What is required: In the listing from the line with "Find all labels, buttons, inputs, and" to the line with "Point [37, 413, 49, 420]", change "bounding boxes" to "pixel coordinates" and write those lines out again with nothing else altered, leaving out the pictures.
↓
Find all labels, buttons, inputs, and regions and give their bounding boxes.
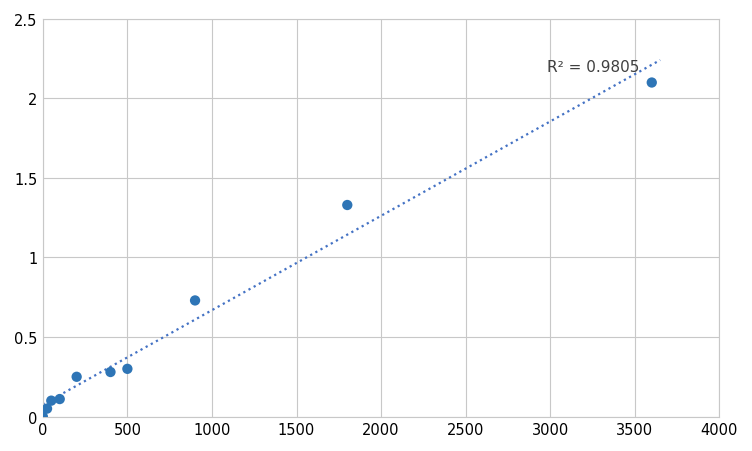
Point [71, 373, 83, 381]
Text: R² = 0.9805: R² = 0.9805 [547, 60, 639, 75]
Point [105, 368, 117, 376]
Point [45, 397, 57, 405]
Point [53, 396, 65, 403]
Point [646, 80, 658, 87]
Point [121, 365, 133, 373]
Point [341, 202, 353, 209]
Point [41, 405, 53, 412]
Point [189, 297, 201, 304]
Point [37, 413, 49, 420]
↑
↓
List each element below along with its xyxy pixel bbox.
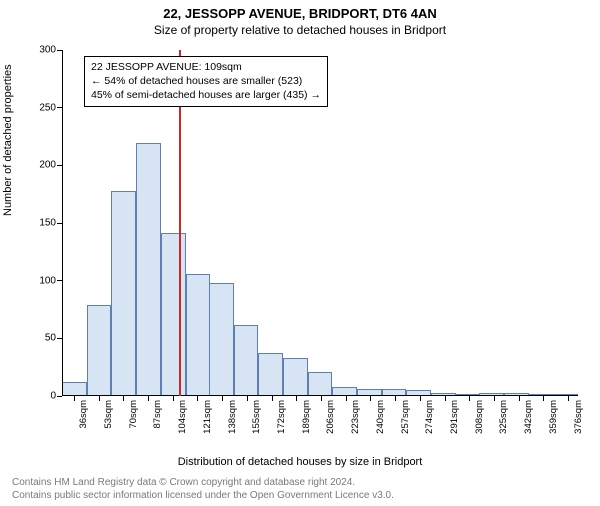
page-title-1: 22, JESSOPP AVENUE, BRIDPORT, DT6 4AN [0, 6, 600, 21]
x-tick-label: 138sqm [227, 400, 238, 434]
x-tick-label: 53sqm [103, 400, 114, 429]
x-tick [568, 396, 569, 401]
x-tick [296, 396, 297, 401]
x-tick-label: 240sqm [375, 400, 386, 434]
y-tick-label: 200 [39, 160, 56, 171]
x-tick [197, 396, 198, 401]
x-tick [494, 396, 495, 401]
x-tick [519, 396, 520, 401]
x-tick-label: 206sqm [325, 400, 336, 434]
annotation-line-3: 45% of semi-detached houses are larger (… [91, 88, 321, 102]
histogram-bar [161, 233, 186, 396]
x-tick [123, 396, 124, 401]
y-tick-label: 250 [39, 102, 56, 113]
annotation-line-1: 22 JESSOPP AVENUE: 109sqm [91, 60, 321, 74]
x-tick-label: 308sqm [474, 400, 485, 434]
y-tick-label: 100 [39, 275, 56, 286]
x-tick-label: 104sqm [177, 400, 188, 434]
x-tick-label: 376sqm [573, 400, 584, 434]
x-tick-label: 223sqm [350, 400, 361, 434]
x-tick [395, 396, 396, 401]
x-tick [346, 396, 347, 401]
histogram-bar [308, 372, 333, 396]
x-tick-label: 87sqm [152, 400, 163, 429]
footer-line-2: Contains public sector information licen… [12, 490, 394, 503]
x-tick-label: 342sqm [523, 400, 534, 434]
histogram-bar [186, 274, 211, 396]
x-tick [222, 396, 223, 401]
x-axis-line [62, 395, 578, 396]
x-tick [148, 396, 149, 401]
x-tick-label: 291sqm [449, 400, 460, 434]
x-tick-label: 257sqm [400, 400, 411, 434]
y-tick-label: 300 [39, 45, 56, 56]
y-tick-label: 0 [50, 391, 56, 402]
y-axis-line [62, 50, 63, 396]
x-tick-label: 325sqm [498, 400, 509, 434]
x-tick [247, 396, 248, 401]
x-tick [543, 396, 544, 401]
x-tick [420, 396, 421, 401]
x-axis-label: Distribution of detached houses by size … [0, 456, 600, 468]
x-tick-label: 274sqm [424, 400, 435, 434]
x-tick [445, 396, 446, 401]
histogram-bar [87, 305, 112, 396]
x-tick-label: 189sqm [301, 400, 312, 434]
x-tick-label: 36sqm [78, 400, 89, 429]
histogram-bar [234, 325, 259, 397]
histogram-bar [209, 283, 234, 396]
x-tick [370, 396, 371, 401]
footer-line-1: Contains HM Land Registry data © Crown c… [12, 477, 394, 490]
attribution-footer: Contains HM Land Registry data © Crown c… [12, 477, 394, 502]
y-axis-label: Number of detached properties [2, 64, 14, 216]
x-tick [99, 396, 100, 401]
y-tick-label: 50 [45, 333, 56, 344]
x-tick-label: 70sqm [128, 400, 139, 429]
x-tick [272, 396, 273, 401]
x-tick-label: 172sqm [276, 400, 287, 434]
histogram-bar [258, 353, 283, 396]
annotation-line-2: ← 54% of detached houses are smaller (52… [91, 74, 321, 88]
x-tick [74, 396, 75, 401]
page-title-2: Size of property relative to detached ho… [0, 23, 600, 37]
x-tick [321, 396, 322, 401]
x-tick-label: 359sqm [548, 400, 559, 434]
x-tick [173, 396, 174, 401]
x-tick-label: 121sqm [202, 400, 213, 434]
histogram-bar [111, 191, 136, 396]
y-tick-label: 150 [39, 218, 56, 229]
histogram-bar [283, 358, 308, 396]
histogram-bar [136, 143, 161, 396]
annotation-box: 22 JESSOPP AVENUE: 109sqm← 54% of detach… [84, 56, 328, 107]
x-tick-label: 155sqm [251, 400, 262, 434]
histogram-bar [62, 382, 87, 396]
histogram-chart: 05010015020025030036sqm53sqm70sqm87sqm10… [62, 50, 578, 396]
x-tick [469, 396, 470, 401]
↑
Task solution:
Find all labels, buttons, inputs, and regions and give their pixel coordinates.
Point [71, 373, 83, 381]
Text: R² = 0.9805: R² = 0.9805 [547, 60, 639, 75]
Point [105, 368, 117, 376]
Point [45, 397, 57, 405]
Point [53, 396, 65, 403]
Point [646, 80, 658, 87]
Point [121, 365, 133, 373]
Point [341, 202, 353, 209]
Point [41, 405, 53, 412]
Point [189, 297, 201, 304]
Point [37, 413, 49, 420]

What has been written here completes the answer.